TASK TO CARRY OUT >> Seek out every line containing the word "Output", and copy each.

(Records from a data source)
------------
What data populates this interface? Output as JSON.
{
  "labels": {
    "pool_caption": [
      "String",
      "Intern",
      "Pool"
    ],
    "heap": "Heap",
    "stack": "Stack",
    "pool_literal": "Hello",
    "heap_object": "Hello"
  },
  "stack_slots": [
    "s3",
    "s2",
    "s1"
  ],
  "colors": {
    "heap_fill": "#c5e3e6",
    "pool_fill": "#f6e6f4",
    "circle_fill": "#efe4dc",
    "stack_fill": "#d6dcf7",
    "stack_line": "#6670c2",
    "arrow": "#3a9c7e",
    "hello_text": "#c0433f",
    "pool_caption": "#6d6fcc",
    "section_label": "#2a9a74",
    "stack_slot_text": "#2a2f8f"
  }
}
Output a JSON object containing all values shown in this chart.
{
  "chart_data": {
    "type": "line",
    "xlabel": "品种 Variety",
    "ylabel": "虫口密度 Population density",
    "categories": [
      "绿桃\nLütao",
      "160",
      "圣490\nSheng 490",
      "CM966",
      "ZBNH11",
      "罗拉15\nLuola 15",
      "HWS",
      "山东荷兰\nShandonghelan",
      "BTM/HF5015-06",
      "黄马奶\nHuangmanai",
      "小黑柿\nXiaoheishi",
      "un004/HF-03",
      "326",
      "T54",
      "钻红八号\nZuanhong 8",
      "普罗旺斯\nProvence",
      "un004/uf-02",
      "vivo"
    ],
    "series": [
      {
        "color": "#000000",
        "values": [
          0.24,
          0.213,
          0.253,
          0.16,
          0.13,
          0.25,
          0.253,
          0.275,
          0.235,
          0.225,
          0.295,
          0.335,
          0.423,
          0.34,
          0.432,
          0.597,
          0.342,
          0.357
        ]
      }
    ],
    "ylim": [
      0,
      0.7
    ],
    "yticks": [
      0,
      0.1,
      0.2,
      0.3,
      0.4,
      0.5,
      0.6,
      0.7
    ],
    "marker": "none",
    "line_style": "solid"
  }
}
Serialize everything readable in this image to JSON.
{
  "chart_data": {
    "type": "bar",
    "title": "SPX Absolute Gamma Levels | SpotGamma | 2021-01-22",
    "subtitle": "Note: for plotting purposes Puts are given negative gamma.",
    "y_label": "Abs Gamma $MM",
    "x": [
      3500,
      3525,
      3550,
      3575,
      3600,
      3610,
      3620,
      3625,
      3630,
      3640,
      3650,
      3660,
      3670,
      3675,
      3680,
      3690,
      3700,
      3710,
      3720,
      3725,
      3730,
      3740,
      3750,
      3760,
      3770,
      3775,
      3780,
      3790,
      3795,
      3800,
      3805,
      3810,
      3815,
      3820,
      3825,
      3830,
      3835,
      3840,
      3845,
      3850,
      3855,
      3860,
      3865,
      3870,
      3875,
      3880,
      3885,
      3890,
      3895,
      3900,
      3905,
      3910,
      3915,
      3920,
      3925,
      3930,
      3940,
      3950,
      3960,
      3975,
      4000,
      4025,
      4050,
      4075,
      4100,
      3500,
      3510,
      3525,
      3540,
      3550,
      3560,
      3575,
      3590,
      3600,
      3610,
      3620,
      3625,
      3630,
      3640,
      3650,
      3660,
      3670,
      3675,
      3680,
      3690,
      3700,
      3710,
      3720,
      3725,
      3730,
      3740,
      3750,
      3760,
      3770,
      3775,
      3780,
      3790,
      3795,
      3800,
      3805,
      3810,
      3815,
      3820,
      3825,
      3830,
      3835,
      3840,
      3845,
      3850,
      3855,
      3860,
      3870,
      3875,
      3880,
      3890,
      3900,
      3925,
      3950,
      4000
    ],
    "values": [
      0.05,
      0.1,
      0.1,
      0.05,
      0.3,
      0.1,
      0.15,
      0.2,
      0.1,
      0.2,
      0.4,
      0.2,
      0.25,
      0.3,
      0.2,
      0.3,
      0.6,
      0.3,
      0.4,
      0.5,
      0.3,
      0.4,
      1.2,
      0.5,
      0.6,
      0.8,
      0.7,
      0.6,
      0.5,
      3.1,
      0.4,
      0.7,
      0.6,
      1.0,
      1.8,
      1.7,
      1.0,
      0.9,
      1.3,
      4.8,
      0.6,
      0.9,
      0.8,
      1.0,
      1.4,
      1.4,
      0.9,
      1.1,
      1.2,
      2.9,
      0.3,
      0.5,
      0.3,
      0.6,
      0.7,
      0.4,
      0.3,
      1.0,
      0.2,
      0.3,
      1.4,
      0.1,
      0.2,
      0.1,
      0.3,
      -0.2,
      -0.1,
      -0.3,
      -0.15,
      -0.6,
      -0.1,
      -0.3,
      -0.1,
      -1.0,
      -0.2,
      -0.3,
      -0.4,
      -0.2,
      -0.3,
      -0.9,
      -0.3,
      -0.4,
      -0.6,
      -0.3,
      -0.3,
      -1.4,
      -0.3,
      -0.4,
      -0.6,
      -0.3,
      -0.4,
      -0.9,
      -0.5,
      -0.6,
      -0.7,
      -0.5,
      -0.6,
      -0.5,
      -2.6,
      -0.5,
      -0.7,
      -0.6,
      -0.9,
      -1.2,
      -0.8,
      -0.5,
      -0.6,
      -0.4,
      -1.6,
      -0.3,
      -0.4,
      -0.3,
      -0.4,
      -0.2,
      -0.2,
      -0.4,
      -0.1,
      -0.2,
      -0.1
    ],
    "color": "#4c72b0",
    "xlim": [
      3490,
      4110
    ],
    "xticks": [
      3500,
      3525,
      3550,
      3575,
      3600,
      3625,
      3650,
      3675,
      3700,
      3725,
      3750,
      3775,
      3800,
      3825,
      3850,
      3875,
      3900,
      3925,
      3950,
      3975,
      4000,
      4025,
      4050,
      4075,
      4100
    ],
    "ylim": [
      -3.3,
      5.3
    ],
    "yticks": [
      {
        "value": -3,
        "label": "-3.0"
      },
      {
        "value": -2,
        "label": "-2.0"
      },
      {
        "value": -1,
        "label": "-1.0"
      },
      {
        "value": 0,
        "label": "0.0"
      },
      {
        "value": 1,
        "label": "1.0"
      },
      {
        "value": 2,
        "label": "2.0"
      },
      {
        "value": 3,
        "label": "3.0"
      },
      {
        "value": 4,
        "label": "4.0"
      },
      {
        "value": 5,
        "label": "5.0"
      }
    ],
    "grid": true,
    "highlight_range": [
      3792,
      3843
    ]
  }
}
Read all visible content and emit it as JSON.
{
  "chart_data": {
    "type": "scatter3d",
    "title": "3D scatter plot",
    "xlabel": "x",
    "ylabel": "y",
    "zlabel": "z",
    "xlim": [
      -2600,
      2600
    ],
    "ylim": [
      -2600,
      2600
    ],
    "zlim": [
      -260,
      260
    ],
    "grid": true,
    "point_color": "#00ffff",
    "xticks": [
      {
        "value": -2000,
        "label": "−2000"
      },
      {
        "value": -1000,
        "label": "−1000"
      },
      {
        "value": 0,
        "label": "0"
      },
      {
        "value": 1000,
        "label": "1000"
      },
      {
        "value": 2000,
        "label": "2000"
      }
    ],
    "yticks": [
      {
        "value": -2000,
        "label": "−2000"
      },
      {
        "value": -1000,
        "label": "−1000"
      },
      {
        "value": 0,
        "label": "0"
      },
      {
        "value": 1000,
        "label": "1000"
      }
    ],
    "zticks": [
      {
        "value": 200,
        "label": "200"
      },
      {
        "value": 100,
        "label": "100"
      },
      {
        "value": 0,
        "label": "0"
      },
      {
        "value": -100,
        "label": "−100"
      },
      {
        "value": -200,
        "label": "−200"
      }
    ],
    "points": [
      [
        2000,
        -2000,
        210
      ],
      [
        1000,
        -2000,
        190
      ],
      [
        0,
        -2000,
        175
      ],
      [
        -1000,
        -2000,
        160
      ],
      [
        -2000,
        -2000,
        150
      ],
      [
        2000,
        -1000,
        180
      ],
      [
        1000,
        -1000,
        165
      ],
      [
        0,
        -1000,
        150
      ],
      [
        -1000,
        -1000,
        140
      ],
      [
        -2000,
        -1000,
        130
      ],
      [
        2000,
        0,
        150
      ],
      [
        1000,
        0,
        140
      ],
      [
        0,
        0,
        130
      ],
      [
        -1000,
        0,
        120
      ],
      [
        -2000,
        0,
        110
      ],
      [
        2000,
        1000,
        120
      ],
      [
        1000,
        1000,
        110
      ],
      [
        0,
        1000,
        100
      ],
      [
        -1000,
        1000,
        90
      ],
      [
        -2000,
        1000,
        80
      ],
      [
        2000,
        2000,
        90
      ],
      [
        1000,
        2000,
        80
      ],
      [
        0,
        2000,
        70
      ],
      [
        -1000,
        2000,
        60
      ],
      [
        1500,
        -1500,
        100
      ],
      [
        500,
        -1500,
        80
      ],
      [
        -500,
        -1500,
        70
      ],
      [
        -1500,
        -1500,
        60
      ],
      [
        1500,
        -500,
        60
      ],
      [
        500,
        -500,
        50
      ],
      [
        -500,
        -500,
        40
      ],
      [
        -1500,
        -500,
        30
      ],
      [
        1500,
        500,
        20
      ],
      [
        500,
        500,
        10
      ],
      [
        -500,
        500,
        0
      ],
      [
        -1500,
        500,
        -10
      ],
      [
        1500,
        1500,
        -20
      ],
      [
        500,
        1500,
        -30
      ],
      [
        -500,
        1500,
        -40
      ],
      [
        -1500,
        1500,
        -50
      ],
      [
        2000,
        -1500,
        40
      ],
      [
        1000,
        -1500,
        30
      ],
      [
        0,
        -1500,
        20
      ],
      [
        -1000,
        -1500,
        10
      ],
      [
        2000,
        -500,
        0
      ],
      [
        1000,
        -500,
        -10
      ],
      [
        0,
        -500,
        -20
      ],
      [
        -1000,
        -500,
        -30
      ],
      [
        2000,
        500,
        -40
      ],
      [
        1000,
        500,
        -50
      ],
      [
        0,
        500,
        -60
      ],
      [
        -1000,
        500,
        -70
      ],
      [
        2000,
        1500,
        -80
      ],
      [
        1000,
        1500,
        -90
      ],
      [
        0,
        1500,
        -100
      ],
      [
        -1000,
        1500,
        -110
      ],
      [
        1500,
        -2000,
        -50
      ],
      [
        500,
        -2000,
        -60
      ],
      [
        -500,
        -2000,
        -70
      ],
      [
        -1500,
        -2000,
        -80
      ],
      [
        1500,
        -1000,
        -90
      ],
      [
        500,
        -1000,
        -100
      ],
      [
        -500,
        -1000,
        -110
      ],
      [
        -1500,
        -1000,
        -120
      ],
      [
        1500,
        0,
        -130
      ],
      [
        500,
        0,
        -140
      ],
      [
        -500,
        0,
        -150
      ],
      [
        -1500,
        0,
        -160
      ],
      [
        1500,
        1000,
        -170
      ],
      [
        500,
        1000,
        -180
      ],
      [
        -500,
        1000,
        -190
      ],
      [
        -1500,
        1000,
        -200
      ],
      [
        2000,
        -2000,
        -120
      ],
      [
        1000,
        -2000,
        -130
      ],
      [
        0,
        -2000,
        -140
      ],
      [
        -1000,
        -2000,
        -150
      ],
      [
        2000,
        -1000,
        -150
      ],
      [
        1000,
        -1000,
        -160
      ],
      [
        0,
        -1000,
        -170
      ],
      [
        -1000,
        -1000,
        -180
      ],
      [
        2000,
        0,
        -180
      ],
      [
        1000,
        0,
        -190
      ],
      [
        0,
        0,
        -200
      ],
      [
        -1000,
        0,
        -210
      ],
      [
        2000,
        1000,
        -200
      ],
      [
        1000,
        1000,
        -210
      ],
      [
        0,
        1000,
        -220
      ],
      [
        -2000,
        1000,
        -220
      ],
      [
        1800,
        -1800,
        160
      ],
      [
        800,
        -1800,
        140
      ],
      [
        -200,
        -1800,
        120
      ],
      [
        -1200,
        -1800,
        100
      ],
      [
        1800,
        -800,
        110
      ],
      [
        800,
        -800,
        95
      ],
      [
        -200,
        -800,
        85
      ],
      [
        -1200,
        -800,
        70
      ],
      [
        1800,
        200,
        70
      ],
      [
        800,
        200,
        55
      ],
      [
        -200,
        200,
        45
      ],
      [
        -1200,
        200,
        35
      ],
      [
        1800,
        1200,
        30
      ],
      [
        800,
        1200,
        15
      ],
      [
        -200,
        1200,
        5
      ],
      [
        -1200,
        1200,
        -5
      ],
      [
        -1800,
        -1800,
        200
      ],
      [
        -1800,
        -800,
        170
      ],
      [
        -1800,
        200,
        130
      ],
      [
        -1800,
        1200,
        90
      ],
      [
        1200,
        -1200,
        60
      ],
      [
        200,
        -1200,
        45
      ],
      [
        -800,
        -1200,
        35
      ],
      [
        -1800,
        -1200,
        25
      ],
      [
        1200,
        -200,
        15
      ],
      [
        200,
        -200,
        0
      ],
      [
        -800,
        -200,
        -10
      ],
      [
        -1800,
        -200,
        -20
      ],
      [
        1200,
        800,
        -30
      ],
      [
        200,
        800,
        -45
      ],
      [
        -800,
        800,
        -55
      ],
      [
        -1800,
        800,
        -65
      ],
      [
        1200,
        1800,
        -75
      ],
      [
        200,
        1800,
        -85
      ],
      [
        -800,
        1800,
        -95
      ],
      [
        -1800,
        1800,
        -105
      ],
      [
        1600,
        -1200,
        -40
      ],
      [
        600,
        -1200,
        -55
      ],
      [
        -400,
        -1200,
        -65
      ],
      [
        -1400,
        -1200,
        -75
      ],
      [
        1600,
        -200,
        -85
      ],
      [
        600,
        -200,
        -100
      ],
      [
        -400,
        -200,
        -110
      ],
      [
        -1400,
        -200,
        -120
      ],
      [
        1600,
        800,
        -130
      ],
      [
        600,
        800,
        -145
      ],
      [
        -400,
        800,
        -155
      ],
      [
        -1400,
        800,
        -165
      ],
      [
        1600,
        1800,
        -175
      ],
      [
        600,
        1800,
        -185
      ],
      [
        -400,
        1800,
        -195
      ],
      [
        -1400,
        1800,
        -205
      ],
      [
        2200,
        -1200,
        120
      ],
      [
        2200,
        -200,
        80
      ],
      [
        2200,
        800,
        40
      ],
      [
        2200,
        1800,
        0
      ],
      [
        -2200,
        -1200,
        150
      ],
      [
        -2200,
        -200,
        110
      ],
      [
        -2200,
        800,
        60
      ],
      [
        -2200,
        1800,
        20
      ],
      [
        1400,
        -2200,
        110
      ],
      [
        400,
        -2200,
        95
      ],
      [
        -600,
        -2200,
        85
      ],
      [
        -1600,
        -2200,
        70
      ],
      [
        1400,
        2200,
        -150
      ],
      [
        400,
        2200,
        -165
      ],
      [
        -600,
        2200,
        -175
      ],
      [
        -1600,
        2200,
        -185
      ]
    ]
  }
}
------------
TASK ANSWER >>
What data populates this interface? Output as JSON.
Output a JSON object containing all values shown in this chart.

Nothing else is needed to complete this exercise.